--- WRITTEN TASK ---
Omit every picture and return the rest of the data unaltered.

* * * * * * * * *

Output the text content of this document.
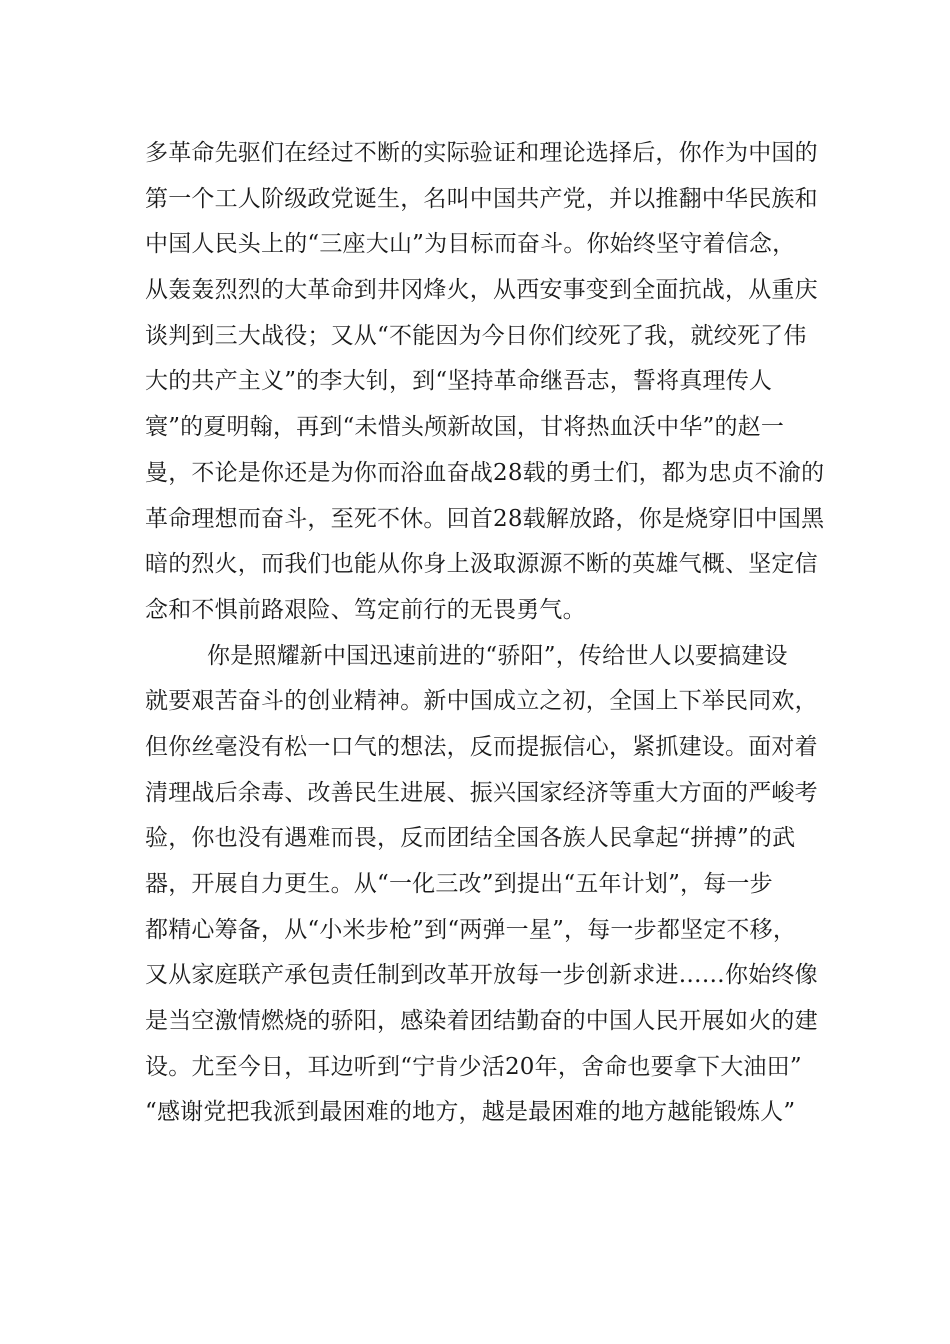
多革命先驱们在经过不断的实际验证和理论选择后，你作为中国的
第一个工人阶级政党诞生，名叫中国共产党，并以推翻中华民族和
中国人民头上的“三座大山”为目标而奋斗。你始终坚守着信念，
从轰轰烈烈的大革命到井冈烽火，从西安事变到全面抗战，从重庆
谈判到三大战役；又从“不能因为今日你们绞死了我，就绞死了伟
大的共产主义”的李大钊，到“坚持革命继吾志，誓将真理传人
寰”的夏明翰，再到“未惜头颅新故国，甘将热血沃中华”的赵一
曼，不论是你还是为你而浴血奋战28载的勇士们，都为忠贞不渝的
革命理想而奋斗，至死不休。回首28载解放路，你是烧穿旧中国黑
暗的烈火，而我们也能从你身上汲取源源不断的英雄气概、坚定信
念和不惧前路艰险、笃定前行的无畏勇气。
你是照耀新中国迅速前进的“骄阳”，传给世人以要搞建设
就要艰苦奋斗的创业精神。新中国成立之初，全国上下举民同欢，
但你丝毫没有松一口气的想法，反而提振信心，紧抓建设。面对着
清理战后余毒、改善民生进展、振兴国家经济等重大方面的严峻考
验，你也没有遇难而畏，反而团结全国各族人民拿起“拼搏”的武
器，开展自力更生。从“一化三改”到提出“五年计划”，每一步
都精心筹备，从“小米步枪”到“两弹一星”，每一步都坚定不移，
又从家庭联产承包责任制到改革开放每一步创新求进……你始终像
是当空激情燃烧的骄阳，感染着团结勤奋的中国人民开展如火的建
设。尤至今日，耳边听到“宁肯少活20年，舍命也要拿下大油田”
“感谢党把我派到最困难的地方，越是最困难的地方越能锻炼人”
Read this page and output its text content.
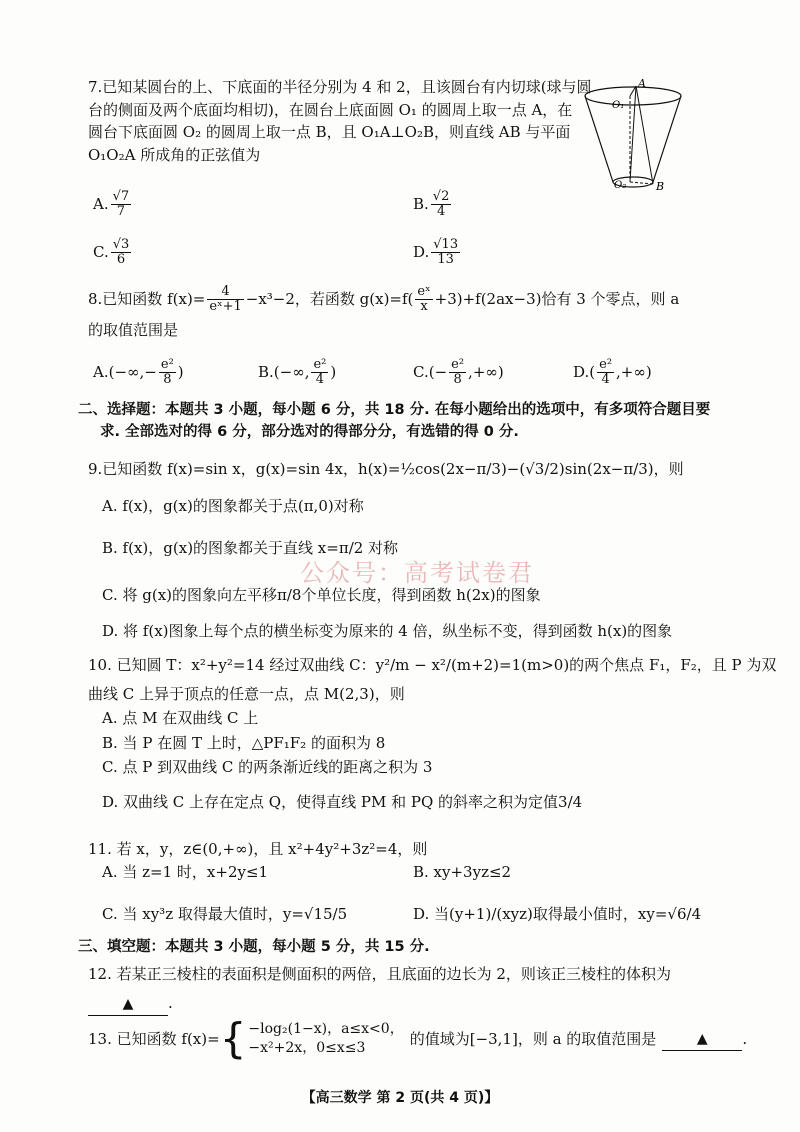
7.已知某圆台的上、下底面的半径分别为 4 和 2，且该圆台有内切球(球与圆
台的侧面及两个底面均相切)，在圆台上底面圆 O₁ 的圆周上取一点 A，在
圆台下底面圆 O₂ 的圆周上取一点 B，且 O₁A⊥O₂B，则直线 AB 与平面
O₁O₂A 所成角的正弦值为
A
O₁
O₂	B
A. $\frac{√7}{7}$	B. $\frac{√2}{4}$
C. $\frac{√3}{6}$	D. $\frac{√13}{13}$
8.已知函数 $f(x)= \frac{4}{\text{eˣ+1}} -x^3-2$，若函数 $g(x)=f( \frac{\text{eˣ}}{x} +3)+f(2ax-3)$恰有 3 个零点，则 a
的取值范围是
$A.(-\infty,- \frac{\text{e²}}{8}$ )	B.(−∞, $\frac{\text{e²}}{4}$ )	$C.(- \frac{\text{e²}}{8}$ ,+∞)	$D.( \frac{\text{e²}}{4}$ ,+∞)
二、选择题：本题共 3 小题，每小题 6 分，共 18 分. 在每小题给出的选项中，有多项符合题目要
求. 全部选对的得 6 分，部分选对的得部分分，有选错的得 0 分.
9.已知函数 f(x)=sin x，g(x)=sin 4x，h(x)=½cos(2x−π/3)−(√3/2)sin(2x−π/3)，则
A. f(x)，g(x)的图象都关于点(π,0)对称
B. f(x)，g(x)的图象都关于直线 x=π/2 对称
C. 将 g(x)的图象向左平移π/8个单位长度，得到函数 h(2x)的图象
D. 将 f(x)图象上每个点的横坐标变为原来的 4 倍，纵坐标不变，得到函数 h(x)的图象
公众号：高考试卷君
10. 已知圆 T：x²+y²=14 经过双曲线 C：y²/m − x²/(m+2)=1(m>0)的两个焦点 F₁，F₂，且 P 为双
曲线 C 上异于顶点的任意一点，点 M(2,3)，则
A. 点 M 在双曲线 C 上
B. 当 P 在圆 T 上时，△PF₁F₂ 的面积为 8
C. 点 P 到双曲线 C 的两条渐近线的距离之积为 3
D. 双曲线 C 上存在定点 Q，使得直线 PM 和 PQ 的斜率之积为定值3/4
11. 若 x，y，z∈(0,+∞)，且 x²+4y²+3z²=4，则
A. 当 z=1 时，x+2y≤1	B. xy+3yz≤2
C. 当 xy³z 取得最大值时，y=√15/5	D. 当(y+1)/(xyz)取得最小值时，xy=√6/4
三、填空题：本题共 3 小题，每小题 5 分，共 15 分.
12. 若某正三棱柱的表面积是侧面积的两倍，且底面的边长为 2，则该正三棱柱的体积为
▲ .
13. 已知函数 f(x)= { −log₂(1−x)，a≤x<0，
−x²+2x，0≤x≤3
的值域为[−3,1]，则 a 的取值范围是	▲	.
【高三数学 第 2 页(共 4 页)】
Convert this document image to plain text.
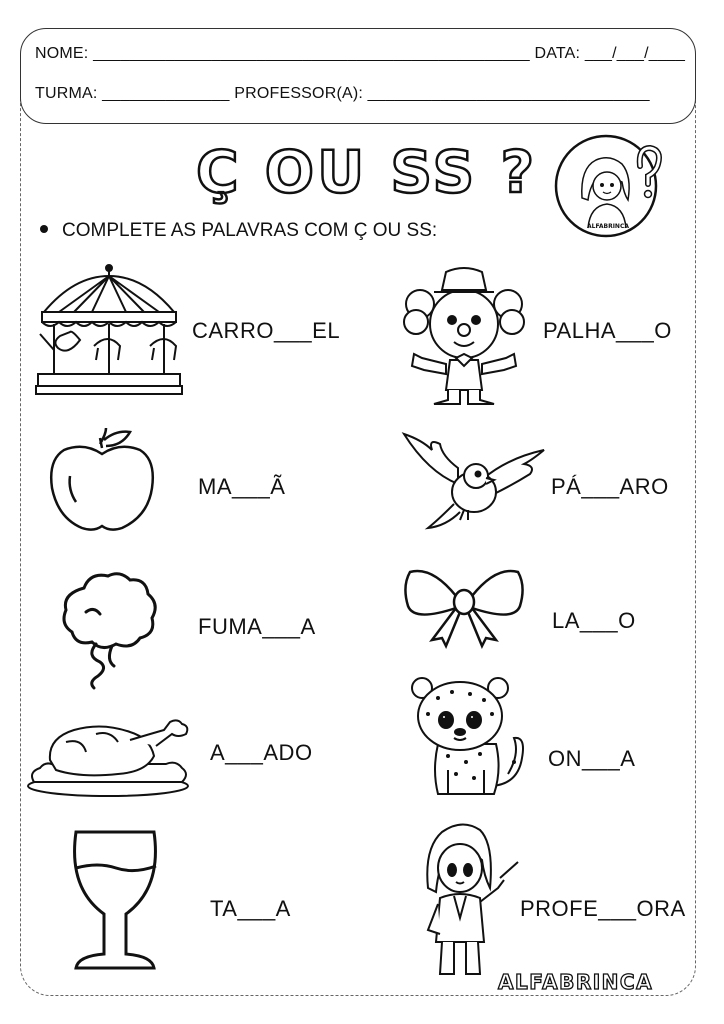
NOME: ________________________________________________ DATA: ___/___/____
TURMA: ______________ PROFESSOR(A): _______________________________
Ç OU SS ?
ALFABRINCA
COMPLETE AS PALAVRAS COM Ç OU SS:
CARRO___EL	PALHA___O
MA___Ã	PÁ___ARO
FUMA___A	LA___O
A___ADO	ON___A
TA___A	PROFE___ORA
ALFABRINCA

* * * * * * * * *

--- FULL RESPONSE ---
Output the text content of this document.
多革命先驱们在经过不断的实际验证和理论选择后，你作为中国的
第一个工人阶级政党诞生，名叫中国共产党，并以推翻中华民族和
中国人民头上的“三座大山”为目标而奋斗。你始终坚守着信念，
从轰轰烈烈的大革命到井冈烽火，从西安事变到全面抗战，从重庆
谈判到三大战役；又从“不能因为今日你们绞死了我，就绞死了伟
大的共产主义”的李大钊，到“坚持革命继吾志，誓将真理传人
寰”的夏明翰，再到“未惜头颅新故国，甘将热血沃中华”的赵一
曼，不论是你还是为你而浴血奋战28载的勇士们，都为忠贞不渝的
革命理想而奋斗，至死不休。回首28载解放路，你是烧穿旧中国黑
暗的烈火，而我们也能从你身上汲取源源不断的英雄气概、坚定信
念和不惧前路艰险、笃定前行的无畏勇气。
你是照耀新中国迅速前进的“骄阳”，传给世人以要搞建设
就要艰苦奋斗的创业精神。新中国成立之初，全国上下举民同欢，
但你丝毫没有松一口气的想法，反而提振信心，紧抓建设。面对着
清理战后余毒、改善民生进展、振兴国家经济等重大方面的严峻考
验，你也没有遇难而畏，反而团结全国各族人民拿起“拼搏”的武
器，开展自力更生。从“一化三改”到提出“五年计划”，每一步
都精心筹备，从“小米步枪”到“两弹一星”，每一步都坚定不移，
又从家庭联产承包责任制到改革开放每一步创新求进……你始终像
是当空激情燃烧的骄阳，感染着团结勤奋的中国人民开展如火的建
设。尤至今日，耳边听到“宁肯少活20年，舍命也要拿下大油田”
“感谢党把我派到最困难的地方，越是最困难的地方越能锻炼人”
Read this page and output its text content.
7.已知某圆台的上、下底面的半径分别为 4 和 2，且该圆台有内切球(球与圆
台的侧面及两个底面均相切)，在圆台上底面圆 O₁ 的圆周上取一点 A，在
圆台下底面圆 O₂ 的圆周上取一点 B，且 O₁A⊥O₂B，则直线 AB 与平面
O₁O₂A 所成角的正弦值为
A
O₁
O₂	B
A. $\frac{√7}{7}$	B. $\frac{√2}{4}$
C. $\frac{√3}{6}$	D. $\frac{√13}{13}$
8.已知函数 $f(x)= \frac{4}{\text{eˣ+1}} -x^3-2$，若函数 $g(x)=f( \frac{\text{eˣ}}{x} +3)+f(2ax-3)$恰有 3 个零点，则 a
的取值范围是
$A.(-\infty,- \frac{\text{e²}}{8}$ )	B.(−∞, $\frac{\text{e²}}{4}$ )	$C.(- \frac{\text{e²}}{8}$ ,+∞)	$D.( \frac{\text{e²}}{4}$ ,+∞)
二、选择题：本题共 3 小题，每小题 6 分，共 18 分. 在每小题给出的选项中，有多项符合题目要
求. 全部选对的得 6 分，部分选对的得部分分，有选错的得 0 分.
9.已知函数 f(x)=sin x，g(x)=sin 4x，h(x)=½cos(2x−π/3)−(√3/2)sin(2x−π/3)，则
A. f(x)，g(x)的图象都关于点(π,0)对称
B. f(x)，g(x)的图象都关于直线 x=π/2 对称
C. 将 g(x)的图象向左平移π/8个单位长度，得到函数 h(2x)的图象
D. 将 f(x)图象上每个点的横坐标变为原来的 4 倍，纵坐标不变，得到函数 h(x)的图象
公众号：高考试卷君
10. 已知圆 T：x²+y²=14 经过双曲线 C：y²/m − x²/(m+2)=1(m>0)的两个焦点 F₁，F₂，且 P 为双
曲线 C 上异于顶点的任意一点，点 M(2,3)，则
A. 点 M 在双曲线 C 上
B. 当 P 在圆 T 上时，△PF₁F₂ 的面积为 8
C. 点 P 到双曲线 C 的两条渐近线的距离之积为 3
D. 双曲线 C 上存在定点 Q，使得直线 PM 和 PQ 的斜率之积为定值3/4
11. 若 x，y，z∈(0,+∞)，且 x²+4y²+3z²=4，则
A. 当 z=1 时，x+2y≤1	B. xy+3yz≤2
C. 当 xy³z 取得最大值时，y=√15/5	D. 当(y+1)/(xyz)取得最小值时，xy=√6/4
三、填空题：本题共 3 小题，每小题 5 分，共 15 分.
12. 若某正三棱柱的表面积是侧面积的两倍，且底面的边长为 2，则该正三棱柱的体积为
▲ .
13. 已知函数 f(x)= { −log₂(1−x)，a≤x<0，
−x²+2x，0≤x≤3
的值域为[−3,1]，则 a 的取值范围是	▲	.
【高三数学 第 2 页(共 4 页)】
Convert this document image to plain text.
NOME: ________________________________________________ DATA: ___/___/____
TURMA: ______________ PROFESSOR(A): _______________________________
Ç OU SS ?
ALFABRINCA
COMPLETE AS PALAVRAS COM Ç OU SS:
CARRO___EL	PALHA___O
MA___Ã	PÁ___ARO
FUMA___A	LA___O
A___ADO	ON___A
TA___A	PROFE___ORA
ALFABRINCA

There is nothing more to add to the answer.